SOURCE DATA ▸
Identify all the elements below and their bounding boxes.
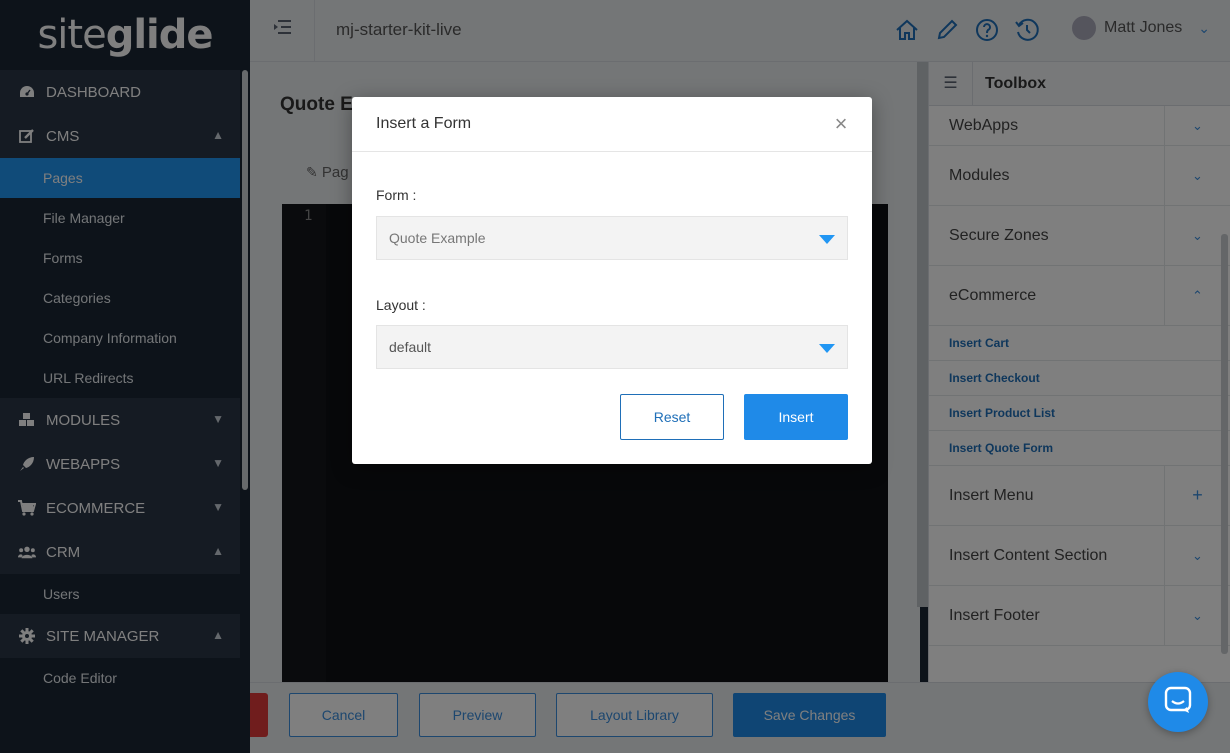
layout-select[interactable]: default <box>376 325 848 369</box>
chat-icon <box>1163 685 1193 720</box>
dialog-title: Insert a Form <box>376 115 472 132</box>
layout-label: Layout : <box>376 297 426 313</box>
form-select-value: Quote Example <box>389 230 486 246</box>
form-label: Form : <box>376 187 417 203</box>
caret-down-icon <box>819 344 835 353</box>
chat-launcher-button[interactable] <box>1148 672 1208 732</box>
layout-select-value: default <box>389 339 432 355</box>
insert-form-dialog: Insert a Form × Form : Quote Example Lay… <box>352 97 872 464</box>
dialog-header: Insert a Form × <box>352 97 872 152</box>
form-select[interactable]: Quote Example <box>376 216 848 260</box>
reset-button[interactable]: Reset <box>620 394 724 440</box>
caret-down-icon <box>819 235 835 244</box>
insert-button[interactable]: Insert <box>744 394 848 440</box>
close-icon[interactable]: × <box>830 113 852 135</box>
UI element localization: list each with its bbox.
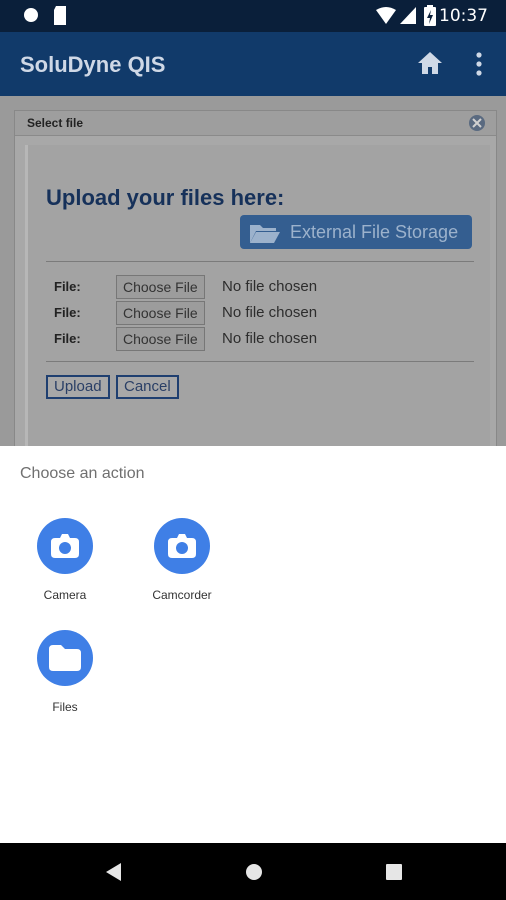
choose-file-button[interactable]: Choose File [116, 275, 205, 299]
navigation-bar [0, 843, 506, 900]
overflow-menu-icon[interactable] [476, 52, 482, 76]
file-label: File: [54, 331, 81, 346]
notification-dot-icon [24, 8, 38, 22]
divider [46, 361, 474, 362]
upload-button[interactable]: Upload [46, 375, 110, 399]
camera-icon [37, 518, 93, 574]
app-option-camera[interactable]: Camera [15, 518, 115, 602]
battery-charging-icon [424, 5, 436, 26]
home-icon[interactable] [418, 52, 442, 74]
file-status: No file chosen [222, 304, 318, 321]
clock: 10:37 [439, 6, 488, 26]
file-label: File: [54, 279, 81, 294]
file-row: File: Choose File No file chosen [54, 327, 474, 351]
app-label: Camera [43, 588, 87, 602]
folder-open-icon [250, 225, 280, 243]
file-label: File: [54, 305, 81, 320]
cancel-button[interactable]: Cancel [116, 375, 179, 399]
sd-card-icon [54, 6, 66, 25]
choose-action-sheet: Choose an action Camera Camcorder Files [0, 446, 506, 843]
app-option-files[interactable]: Files [15, 630, 115, 714]
camera-icon [154, 518, 210, 574]
file-row: File: Choose File No file chosen [54, 275, 474, 299]
file-status: No file chosen [222, 278, 318, 295]
app-title: SoluDyne QIS [20, 52, 166, 77]
dialog-title: Select file [27, 116, 84, 130]
app-label: Files [52, 700, 78, 714]
upload-heading: Upload your files here: [46, 185, 285, 210]
recents-icon[interactable] [386, 864, 402, 880]
dialog-body: Upload your files here: External File St… [25, 145, 490, 455]
status-bar: 10:37 [0, 0, 506, 32]
divider [46, 261, 474, 262]
app-bar: SoluDyne QIS [0, 32, 506, 96]
wifi-icon [376, 7, 396, 24]
back-icon[interactable] [106, 863, 122, 881]
select-file-dialog: Select file Upload your files here: Exte… [14, 110, 497, 455]
dialog-header: Select file [15, 111, 496, 136]
sheet-title: Choose an action [20, 465, 145, 482]
close-icon[interactable] [468, 114, 486, 132]
choose-file-button[interactable]: Choose File [116, 327, 205, 351]
choose-file-button[interactable]: Choose File [116, 301, 205, 325]
webview: Select file Upload your files here: Exte… [0, 96, 506, 455]
external-file-storage-label: External File Storage [290, 222, 459, 242]
home-nav-icon[interactable] [245, 863, 263, 881]
folder-icon [37, 630, 93, 686]
file-row: File: Choose File No file chosen [54, 301, 474, 325]
app-option-camcorder[interactable]: Camcorder [132, 518, 232, 602]
file-status: No file chosen [222, 330, 318, 347]
external-file-storage-button[interactable]: External File Storage [240, 215, 472, 249]
signal-icon [400, 7, 416, 24]
app-label: Camcorder [152, 588, 212, 602]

TASK OBJECTIVE ▸
Convert all the rows above into a Markdown table with two columns, Nr and Line. Number each line, skip blank lines, and leave out the pictures.

THE OUTPUT ▸
| Nr | Line |
|---|---|
| 1 | Identify all the elements below and their bounding boxes. |
| 2 | layout-select[interactable]: default <box>376 325 848 369</box> |
| 3 | chat-icon <box>1163 685 1193 720</box> |
| 4 | dialog-title: Insert a Form <box>376 115 472 132</box> |
| 5 | layout-label: Layout : <box>376 297 426 313</box> |
| 6 | form-select-value: Quote Example <box>389 230 486 246</box> |
| 7 | form-label: Form : <box>376 187 417 203</box> |
| 8 | caret-down-icon <box>819 344 835 353</box> |
| 9 | chat-launcher-button[interactable] <box>1148 672 1208 732</box> |
| 10 | layout-select-value: default <box>389 339 432 355</box> |
| 11 | insert-form-dialog: Insert a Form × Form : Quote Example Lay… <box>352 97 872 464</box> |
| 12 | dialog-header: Insert a Form × <box>352 97 872 152</box> |
| 13 | form-select[interactable]: Quote Example <box>376 216 848 260</box> |
| 14 | reset-button[interactable]: Reset <box>620 394 724 440</box> |
| 15 | caret-down-icon <box>819 235 835 244</box> |
| 16 | insert-button[interactable]: Insert <box>744 394 848 440</box> |
| 17 | close-icon[interactable]: × <box>830 113 852 135</box> |
| 18 | UI element localization: list each with its bbox. |
| 19 | choose-file-button[interactable]: Choose File [116, 275, 205, 299] |
| 20 | navigation-bar [0, 843, 506, 900] |
| 21 | overflow-menu-icon[interactable] [476, 52, 482, 76] |
| 22 | file-label: File: [54, 331, 81, 346] |
| 23 | notification-dot-icon [24, 8, 38, 22] |
| 24 | divider [46, 361, 474, 362] |
| 25 | upload-button[interactable]: Upload [46, 375, 110, 399] |
| 26 | camera-icon [37, 518, 93, 574] |
| 27 | app-option-camera[interactable]: Camera [15, 518, 115, 602] |
| 28 | battery-charging-icon [424, 5, 436, 26] |
| 29 | home-icon[interactable] [418, 52, 442, 74] |
| 30 | file-status: No file chosen [222, 304, 318, 321] |
| 31 | clock: 10:37 [439, 6, 488, 26] |
| 32 | file-label: File: [54, 279, 81, 294] |
| 33 | file-row: File: Choose File No file chosen [54, 327, 474, 351] |
| 34 | app-label: Camera [43, 588, 87, 602] |
| 35 | folder-open-icon [250, 225, 280, 243] |
| 36 | file-label: File: [54, 305, 81, 320] |
| 37 | cancel-button[interactable]: Cancel [116, 375, 179, 399] |
| 38 | sd-card-icon [54, 6, 66, 25] |
| 39 | choose-action-sheet: Choose an action Camera Camcorder Files [0, 446, 506, 843] |
| 40 | app-option-files[interactable]: Files [15, 630, 115, 714] |
| 41 | camera-icon [154, 518, 210, 574] |
| 42 | file-row: File: Choose File No file chosen [54, 275, 474, 299] |
| 43 | file-status: No file chosen [222, 278, 318, 295] |
| 44 | app-title: SoluDyne QIS [20, 52, 166, 77] |
| 45 | dialog-title: Select file [27, 116, 84, 130] |
| 46 | app-label: Files [52, 700, 78, 714] |
| 47 | upload-heading: Upload your files here: [46, 185, 285, 210] |
| 48 | recents-icon[interactable] [386, 864, 402, 880] |
| 49 | dialog-body: Upload your files here: External File St… [25, 145, 490, 455] |
| 50 | status-bar: 10:37 [0, 0, 506, 32] |
| 51 | divider [46, 261, 474, 262] |
| 52 | app-bar: SoluDyne QIS [0, 32, 506, 96] |
| 53 | wifi-icon [376, 7, 396, 24] |
| 54 | back-icon[interactable] [106, 863, 122, 881] |
| 55 | select-file-dialog: Select file Upload your files here: Exte… [14, 110, 497, 455] |
| 56 | dialog-header: Select file [15, 111, 496, 136] |
| 57 | sheet-title: Choose an action [20, 465, 145, 482] |
| 58 | close-icon[interactable] [468, 114, 486, 132] |
| 59 | choose-file-button[interactable]: Choose File [116, 327, 205, 351] |
| 60 | choose-file-button[interactable]: Choose File [116, 301, 205, 325] |
| 61 | webview: Select file Upload your files here: Exte… [0, 96, 506, 455] |
| 62 | external-file-storage-label: External File Storage [290, 222, 459, 242] |
| 63 | home-nav-icon[interactable] [245, 863, 263, 881] |
| 64 | folder-icon [37, 630, 93, 686] |
| 65 | file-row: File: Choose File No file chosen [54, 301, 474, 325] |
| 66 | app-option-camcorder[interactable]: Camcorder [132, 518, 232, 602] |
| 67 | file-status: No file chosen [222, 330, 318, 347] |
| 68 | external-file-storage-button[interactable]: External File Storage [240, 215, 472, 249] |
| 69 | signal-icon [400, 7, 416, 24] |
| 70 | app-label: Camcorder [152, 588, 212, 602] |